- What to produce:
Write out all the lines again, precisely as they stand, but without the images.

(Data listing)
--

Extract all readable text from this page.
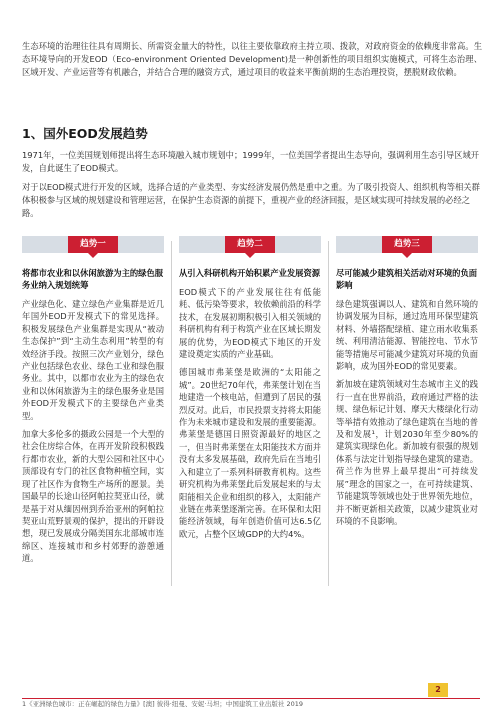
生态环境的治理往往具有周期长、所需资金量大的特性，以往主要依靠政府主持立项、拨款，对政府资金的依赖度非常高。生态环境导向的开发EOD（Eco-environment Oriented Development)是一种创新性的项目组织实施模式，可将生态治理、区域开发、产业运营等有机融合，并结合合理的融资方式，通过项目的收益来平衡前期的生态治理投资，摆脱财政依赖。

1、国外EOD发展趋势

1971年，一位美国规划师提出将生态环境融入城市规划中；1999年，一位美国学者提出生态导向，强调利用生态引导区域开发，自此诞生了EOD模式。

对于以EOD模式进行开发的区域，选择合适的产业类型、夯实经济发展仍然是重中之重。为了吸引投资人、组织机构等相关群体积极参与区域的规划建设和管理运营，在保护生态资源的前提下，重视产业的经济回报，是区域实现可持续发展的必经之路。

趋势一

将都市农业和以休闲旅游为主的绿色服务业纳入规划统筹

产业绿色化、建立绿色产业集群是近几年国外EOD开发模式下的常见选择。积极发展绿色产业集群是实现从“被动生态保护”到“主动生态利用”转型的有效经济手段。按照三次产业划分，绿色产业包括绿色农业、绿色工业和绿色服务业。其中，以都市农业为主的绿色农业和以休闲旅游为主的绿色服务业是国外EOD开发模式下的主要绿色产业类型。

加拿大多伦多的摄政公园是一个大型的社会住房综合体，在再开发阶段积极践行都市农业，新的大型公园和社区中心顶部设有专门的社区食物种植空间，实现了社区作为食物生产场所的愿景。美国最早的长途山径阿帕拉契亚山径，就是基于对从缅因州到乔治亚州的阿帕拉契亚山荒野景观的保护，提出的开辟设想，现已发展成分隔美国东北部城市连绵区、连接城市和乡村郊野的游憩通道。

趋势二

从引入科研机构开始积累产业发展资源

EOD模式下的产业发展往往有低能耗、低污染等要求，较依赖前沿的科学技术，在发展初期积极引入相关领域的科研机构有利于构筑产业在区域长期发展的优势，为EOD模式下地区的开发建设奠定实质的产业基础。

德国城市弗莱堡是欧洲的“太阳能之城”。20世纪70年代，弗莱堡计划在当地建造一个核电站，但遭到了居民的强烈反对。此后，市民投票支持将太阳能作为未来城市建设和发展的重要能源。弗莱堡是德国日照资源最好的地区之一，但当时弗莱堡在太阳能技术方面并没有太多发展基础，政府先后在当地引入和建立了一系列科研教育机构。这些研究机构为弗莱堡此后发展起来的与太阳能相关企业和组织的移入，太阳能产业链在弗莱堡逐渐完善。在环保和太阳能经济领域，每年创造价值可达6.5亿欧元，占整个区域GDP的大约4%。

趋势三

尽可能减少建筑相关活动对环境的负面影响

绿色建筑强调以人、建筑和自然环境的协调发展为目标，通过选用环保型建筑材料、外墙搭配绿植、建立雨水收集系统、利用清洁能源、智能控电、节水节能等措施尽可能减少建筑对环境的负面影响，成为国外EOD的常见要素。

新加坡在建筑领域对生态城市主义的践行一直在世界前沿，政府通过严格的法规、绿色标记计划、摩天大楼绿化行动等举措有效推动了绿色建筑在当地的普及和发展¹，计划2030年至少80%的建筑实现绿色化。新加坡有很强的规划体系与法定计划指导绿色建筑的建造。荷兰作为世界上最早提出“可持续发展”理念的国家之一，在可持续建筑、节能建筑等领域也处于世界领先地位，并不断更新相关政策，以减少建筑业对环境的不良影响。

2

1《亚洲绿色城市：正在崛起的绿色力量》[澳] 彼得·纽曼、安妮·马坦；中国建筑工业出版社 2019
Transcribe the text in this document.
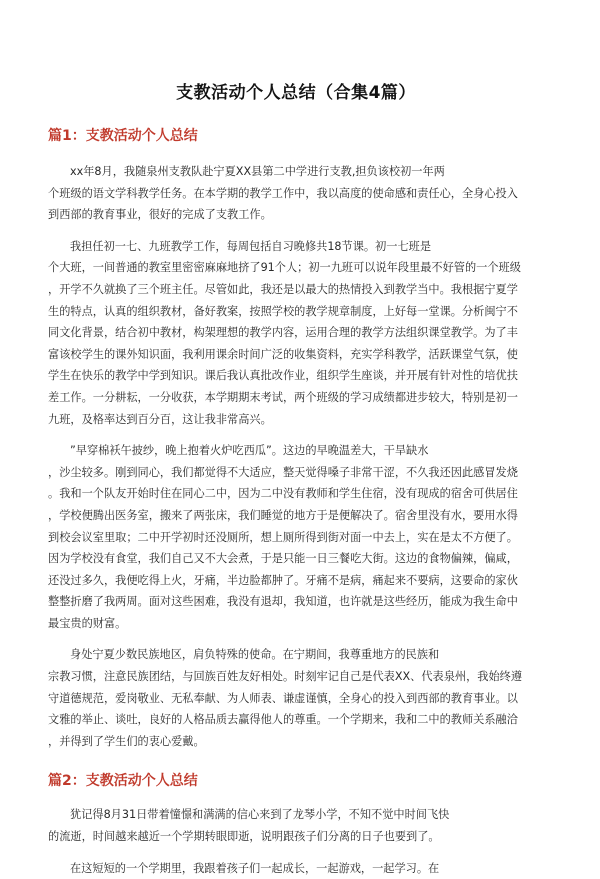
支教活动个人总结（合集4篇）
篇1：支教活动个人总结

xx年8月，我随泉州支教队赴宁夏XX县第二中学进行支教,担负该校初一年两
个班级的语文学科教学任务。在本学期的教学工作中，我以高度的使命感和责任心，全身心投入
到西部的教育事业，很好的完成了支教工作。

我担任初一七、九班教学工作，每周包括自习晚修共18节课。初一七班是
个大班，一间普通的教室里密密麻麻地挤了91个人；初一九班可以说年段里最不好管的一个班级
，开学不久就换了三个班主任。尽管如此，我还是以最大的热情投入到教学当中。我根据宁夏学
生的特点，认真的组织教材，备好教案，按照学校的教学规章制度，上好每一堂课。分析闽宁不
同文化背景，结合初中教材，构架理想的教学内容，运用合理的教学方法组织课堂教学。为了丰
富该校学生的课外知识面，我利用课余时间广泛的收集资料，充实学科教学，活跃课堂气氛，使
学生在快乐的教学中学到知识。课后我认真批改作业，组织学生座谈，并开展有针对性的培优扶
差工作。一分耕耘，一分收获，本学期期末考试，两个班级的学习成绩都进步较大，特别是初一
九班，及格率达到百分百，这让我非常高兴。

”早穿棉袄午披纱，晚上抱着火炉吃西瓜”。这边的早晚温差大，干旱缺水
，沙尘较多。刚到同心，我们都觉得不大适应，整天觉得嗓子非常干涩，不久我还因此感冒发烧
。我和一个队友开始时住在同心二中，因为二中没有教师和学生住宿，没有现成的宿舍可供居住
，学校便腾出医务室，搬来了两张床，我们睡觉的地方于是便解决了。宿舍里没有水，要用水得
到校会议室里取；二中开学初时还没厕所，想上厕所得到街对面一中去上，实在是太不方便了。
因为学校没有食堂，我们自己又不大会煮，于是只能一日三餐吃大街。这边的食物偏辣，偏咸，
还没过多久，我便吃得上火，牙痛，半边脸都肿了。牙痛不是病，痛起来不要病，这要命的家伙
整整折磨了我两周。面对这些困难，我没有退却，我知道，也许就是这些经历，能成为我生命中
最宝贵的财富。

身处宁夏少数民族地区，肩负特殊的使命。在宁期间，我尊重地方的民族和
宗教习惯，注意民族团结，与回族百姓友好相处。时刻牢记自己是代表XX、代表泉州，我始终遵
守道德规范，爱岗敬业、无私奉献、为人师表、谦虚谨慎，全身心的投入到西部的教育事业。以
文雅的举止、谈吐，良好的人格品质去赢得他人的尊重。一个学期来，我和二中的教师关系融洽
，并得到了学生们的衷心爱戴。

篇2：支教活动个人总结

犹记得8月31日带着憧憬和满满的信心来到了龙琴小学，不知不觉中时间飞快
的流逝，时间越来越近一个学期转眼即逝，说明跟孩子们分离的日子也要到了。

在这短短的一个学期里，我跟着孩子们一起成长，一起游戏，一起学习。在
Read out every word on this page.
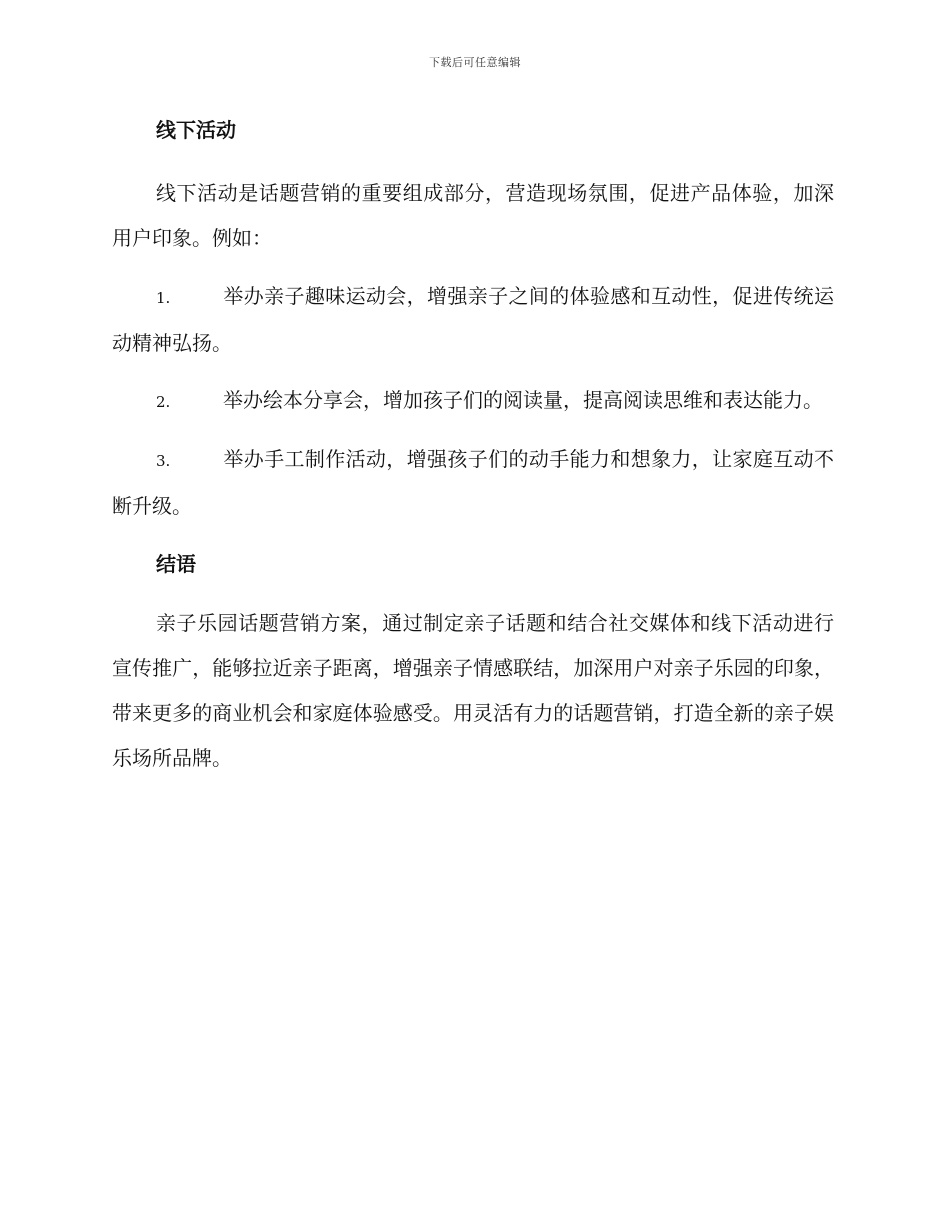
下载后可任意编辑
线下活动

线下活动是话题营销的重要组成部分，营造现场氛围，促进产品体验，加深用户印象。例如：

1.	举办亲子趣味运动会，增强亲子之间的体验感和互动性，促进传统运动精神弘扬。

2.	举办绘本分享会，增加孩子们的阅读量，提高阅读思维和表达能力。

3.	举办手工制作活动，增强孩子们的动手能力和想象力，让家庭互动不断升级。

结语

亲子乐园话题营销方案，通过制定亲子话题和结合社交媒体和线下活动进行宣传推广，能够拉近亲子距离，增强亲子情感联结，加深用户对亲子乐园的印象，带来更多的商业机会和家庭体验感受。用灵活有力的话题营销，打造全新的亲子娱乐场所品牌。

--

- Written answer:
Extract all readable text from this page.
生态环境的治理往往具有周期长、所需资金量大的特性，以往主要依靠政府主持立项、拨款，对政府资金的依赖度非常高。生态环境导向的开发EOD（Eco-environment Oriented Development)是一种创新性的项目组织实施模式，可将生态治理、区域开发、产业运营等有机融合，并结合合理的融资方式，通过项目的收益来平衡前期的生态治理投资，摆脱财政依赖。

1、国外EOD发展趋势

1971年，一位美国规划师提出将生态环境融入城市规划中；1999年，一位美国学者提出生态导向，强调利用生态引导区域开发，自此诞生了EOD模式。

对于以EOD模式进行开发的区域，选择合适的产业类型、夯实经济发展仍然是重中之重。为了吸引投资人、组织机构等相关群体积极参与区域的规划建设和管理运营，在保护生态资源的前提下，重视产业的经济回报，是区域实现可持续发展的必经之路。

趋势一

将都市农业和以休闲旅游为主的绿色服务业纳入规划统筹

产业绿色化、建立绿色产业集群是近几年国外EOD开发模式下的常见选择。积极发展绿色产业集群是实现从“被动生态保护”到“主动生态利用”转型的有效经济手段。按照三次产业划分，绿色产业包括绿色农业、绿色工业和绿色服务业。其中，以都市农业为主的绿色农业和以休闲旅游为主的绿色服务业是国外EOD开发模式下的主要绿色产业类型。

加拿大多伦多的摄政公园是一个大型的社会住房综合体，在再开发阶段积极践行都市农业，新的大型公园和社区中心顶部设有专门的社区食物种植空间，实现了社区作为食物生产场所的愿景。美国最早的长途山径阿帕拉契亚山径，就是基于对从缅因州到乔治亚州的阿帕拉契亚山荒野景观的保护，提出的开辟设想，现已发展成分隔美国东北部城市连绵区、连接城市和乡村郊野的游憩通道。

趋势二

从引入科研机构开始积累产业发展资源

EOD模式下的产业发展往往有低能耗、低污染等要求，较依赖前沿的科学技术，在发展初期积极引入相关领域的科研机构有利于构筑产业在区域长期发展的优势，为EOD模式下地区的开发建设奠定实质的产业基础。

德国城市弗莱堡是欧洲的“太阳能之城”。20世纪70年代，弗莱堡计划在当地建造一个核电站，但遭到了居民的强烈反对。此后，市民投票支持将太阳能作为未来城市建设和发展的重要能源。弗莱堡是德国日照资源最好的地区之一，但当时弗莱堡在太阳能技术方面并没有太多发展基础，政府先后在当地引入和建立了一系列科研教育机构。这些研究机构为弗莱堡此后发展起来的与太阳能相关企业和组织的移入，太阳能产业链在弗莱堡逐渐完善。在环保和太阳能经济领域，每年创造价值可达6.5亿欧元，占整个区域GDP的大约4%。

趋势三

尽可能减少建筑相关活动对环境的负面影响

绿色建筑强调以人、建筑和自然环境的协调发展为目标，通过选用环保型建筑材料、外墙搭配绿植、建立雨水收集系统、利用清洁能源、智能控电、节水节能等措施尽可能减少建筑对环境的负面影响，成为国外EOD的常见要素。

新加坡在建筑领域对生态城市主义的践行一直在世界前沿，政府通过严格的法规、绿色标记计划、摩天大楼绿化行动等举措有效推动了绿色建筑在当地的普及和发展¹，计划2030年至少80%的建筑实现绿色化。新加坡有很强的规划体系与法定计划指导绿色建筑的建造。荷兰作为世界上最早提出“可持续发展”理念的国家之一，在可持续建筑、节能建筑等领域也处于世界领先地位，并不断更新相关政策，以减少建筑业对环境的不良影响。

2

1《亚洲绿色城市：正在崛起的绿色力量》[澳] 彼得·纽曼、安妮·马坦；中国建筑工业出版社 2019
Transcribe the text in this document.
支教活动个人总结（合集4篇）
篇1：支教活动个人总结

xx年8月，我随泉州支教队赴宁夏XX县第二中学进行支教,担负该校初一年两
个班级的语文学科教学任务。在本学期的教学工作中，我以高度的使命感和责任心，全身心投入
到西部的教育事业，很好的完成了支教工作。

我担任初一七、九班教学工作，每周包括自习晚修共18节课。初一七班是
个大班，一间普通的教室里密密麻麻地挤了91个人；初一九班可以说年段里最不好管的一个班级
，开学不久就换了三个班主任。尽管如此，我还是以最大的热情投入到教学当中。我根据宁夏学
生的特点，认真的组织教材，备好教案，按照学校的教学规章制度，上好每一堂课。分析闽宁不
同文化背景，结合初中教材，构架理想的教学内容，运用合理的教学方法组织课堂教学。为了丰
富该校学生的课外知识面，我利用课余时间广泛的收集资料，充实学科教学，活跃课堂气氛，使
学生在快乐的教学中学到知识。课后我认真批改作业，组织学生座谈，并开展有针对性的培优扶
差工作。一分耕耘，一分收获，本学期期末考试，两个班级的学习成绩都进步较大，特别是初一
九班，及格率达到百分百，这让我非常高兴。

”早穿棉袄午披纱，晚上抱着火炉吃西瓜”。这边的早晚温差大，干旱缺水
，沙尘较多。刚到同心，我们都觉得不大适应，整天觉得嗓子非常干涩，不久我还因此感冒发烧
。我和一个队友开始时住在同心二中，因为二中没有教师和学生住宿，没有现成的宿舍可供居住
，学校便腾出医务室，搬来了两张床，我们睡觉的地方于是便解决了。宿舍里没有水，要用水得
到校会议室里取；二中开学初时还没厕所，想上厕所得到街对面一中去上，实在是太不方便了。
因为学校没有食堂，我们自己又不大会煮，于是只能一日三餐吃大街。这边的食物偏辣，偏咸，
还没过多久，我便吃得上火，牙痛，半边脸都肿了。牙痛不是病，痛起来不要病，这要命的家伙
整整折磨了我两周。面对这些困难，我没有退却，我知道，也许就是这些经历，能成为我生命中
最宝贵的财富。

身处宁夏少数民族地区，肩负特殊的使命。在宁期间，我尊重地方的民族和
宗教习惯，注意民族团结，与回族百姓友好相处。时刻牢记自己是代表XX、代表泉州，我始终遵
守道德规范，爱岗敬业、无私奉献、为人师表、谦虚谨慎，全身心的投入到西部的教育事业。以
文雅的举止、谈吐，良好的人格品质去赢得他人的尊重。一个学期来，我和二中的教师关系融洽
，并得到了学生们的衷心爱戴。

篇2：支教活动个人总结

犹记得8月31日带着憧憬和满满的信心来到了龙琴小学，不知不觉中时间飞快
的流逝，时间越来越近一个学期转眼即逝，说明跟孩子们分离的日子也要到了。

在这短短的一个学期里，我跟着孩子们一起成长，一起游戏，一起学习。在
Read out every word on this page.
下载后可任意编辑
线下活动

线下活动是话题营销的重要组成部分，营造现场氛围，促进产品体验，加深用户印象。例如：

1.	举办亲子趣味运动会，增强亲子之间的体验感和互动性，促进传统运动精神弘扬。

2.	举办绘本分享会，增加孩子们的阅读量，提高阅读思维和表达能力。

3.	举办手工制作活动，增强孩子们的动手能力和想象力，让家庭互动不断升级。

结语

亲子乐园话题营销方案，通过制定亲子话题和结合社交媒体和线下活动进行宣传推广，能够拉近亲子距离，增强亲子情感联结，加深用户对亲子乐园的印象，带来更多的商业机会和家庭体验感受。用灵活有力的话题营销，打造全新的亲子娱乐场所品牌。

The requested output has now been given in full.